• Written instruction:
Beneath this sentence is a set of records; write each of them out exactly.
--- start Records for processing ---
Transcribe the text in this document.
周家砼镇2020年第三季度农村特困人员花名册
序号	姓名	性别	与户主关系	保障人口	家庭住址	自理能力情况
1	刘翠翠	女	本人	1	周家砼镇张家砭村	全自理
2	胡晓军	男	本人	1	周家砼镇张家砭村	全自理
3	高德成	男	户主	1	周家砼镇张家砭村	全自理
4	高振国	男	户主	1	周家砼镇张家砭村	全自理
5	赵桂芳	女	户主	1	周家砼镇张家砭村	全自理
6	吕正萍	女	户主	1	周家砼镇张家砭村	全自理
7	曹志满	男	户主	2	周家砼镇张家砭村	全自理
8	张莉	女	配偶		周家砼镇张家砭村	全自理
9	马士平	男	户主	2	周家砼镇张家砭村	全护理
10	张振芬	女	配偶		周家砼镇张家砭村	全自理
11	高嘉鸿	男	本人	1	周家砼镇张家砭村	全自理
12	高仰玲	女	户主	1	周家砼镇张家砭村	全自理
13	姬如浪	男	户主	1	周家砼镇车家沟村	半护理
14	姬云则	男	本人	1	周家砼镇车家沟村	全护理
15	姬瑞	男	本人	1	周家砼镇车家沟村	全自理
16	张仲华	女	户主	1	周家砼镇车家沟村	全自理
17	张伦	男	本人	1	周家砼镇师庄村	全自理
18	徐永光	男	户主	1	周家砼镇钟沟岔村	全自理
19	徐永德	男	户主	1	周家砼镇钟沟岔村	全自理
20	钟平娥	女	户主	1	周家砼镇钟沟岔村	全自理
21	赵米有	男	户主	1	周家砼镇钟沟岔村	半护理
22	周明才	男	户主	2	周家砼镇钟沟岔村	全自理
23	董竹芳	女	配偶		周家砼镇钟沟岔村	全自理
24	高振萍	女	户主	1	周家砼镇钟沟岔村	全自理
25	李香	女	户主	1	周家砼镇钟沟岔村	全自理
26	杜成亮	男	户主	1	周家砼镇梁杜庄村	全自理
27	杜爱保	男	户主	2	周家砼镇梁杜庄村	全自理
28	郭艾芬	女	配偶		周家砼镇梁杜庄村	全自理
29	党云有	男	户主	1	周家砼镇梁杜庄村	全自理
--- end Records for processing ---
• Reply to the task:
Transcribe the text in this document.
周家砼镇2020年第三季度农村特困人员花名册
序号	姓名	性别	与户主关系	保障人口	家庭住址	自理能力情况
1	刘翠翠	女	本人	1	周家砼镇张家砭村	全自理
2	胡晓军	男	本人	1	周家砼镇张家砭村	全自理
3	高德成	男	户主	1	周家砼镇张家砭村	全自理
4	高振国	男	户主	1	周家砼镇张家砭村	全自理
5	赵桂芳	女	户主	1	周家砼镇张家砭村	全自理
6	吕正萍	女	户主	1	周家砼镇张家砭村	全自理
7	曹志满	男	户主	2	周家砼镇张家砭村	全自理
8	张莉	女	配偶		周家砼镇张家砭村	全自理
9	马士平	男	户主	2	周家砼镇张家砭村	全护理
10	张振芬	女	配偶		周家砼镇张家砭村	全自理
11	高嘉鸿	男	本人	1	周家砼镇张家砭村	全自理
12	高仰玲	女	户主	1	周家砼镇张家砭村	全自理
13	姬如浪	男	户主	1	周家砼镇车家沟村	半护理
14	姬云则	男	本人	1	周家砼镇车家沟村	全护理
15	姬瑞	男	本人	1	周家砼镇车家沟村	全自理
16	张仲华	女	户主	1	周家砼镇车家沟村	全自理
17	张伦	男	本人	1	周家砼镇师庄村	全自理
18	徐永光	男	户主	1	周家砼镇钟沟岔村	全自理
19	徐永德	男	户主	1	周家砼镇钟沟岔村	全自理
20	钟平娥	女	户主	1	周家砼镇钟沟岔村	全自理
21	赵米有	男	户主	1	周家砼镇钟沟岔村	半护理
22	周明才	男	户主	2	周家砼镇钟沟岔村	全自理
23	董竹芳	女	配偶		周家砼镇钟沟岔村	全自理
24	高振萍	女	户主	1	周家砼镇钟沟岔村	全自理
25	李香	女	户主	1	周家砼镇钟沟岔村	全自理
26	杜成亮	男	户主	1	周家砼镇梁杜庄村	全自理
27	杜爱保	男	户主	2	周家砼镇梁杜庄村	全自理
28	郭艾芬	女	配偶		周家砼镇梁杜庄村	全自理
29	党云有	男	户主	1	周家砼镇梁杜庄村	全自理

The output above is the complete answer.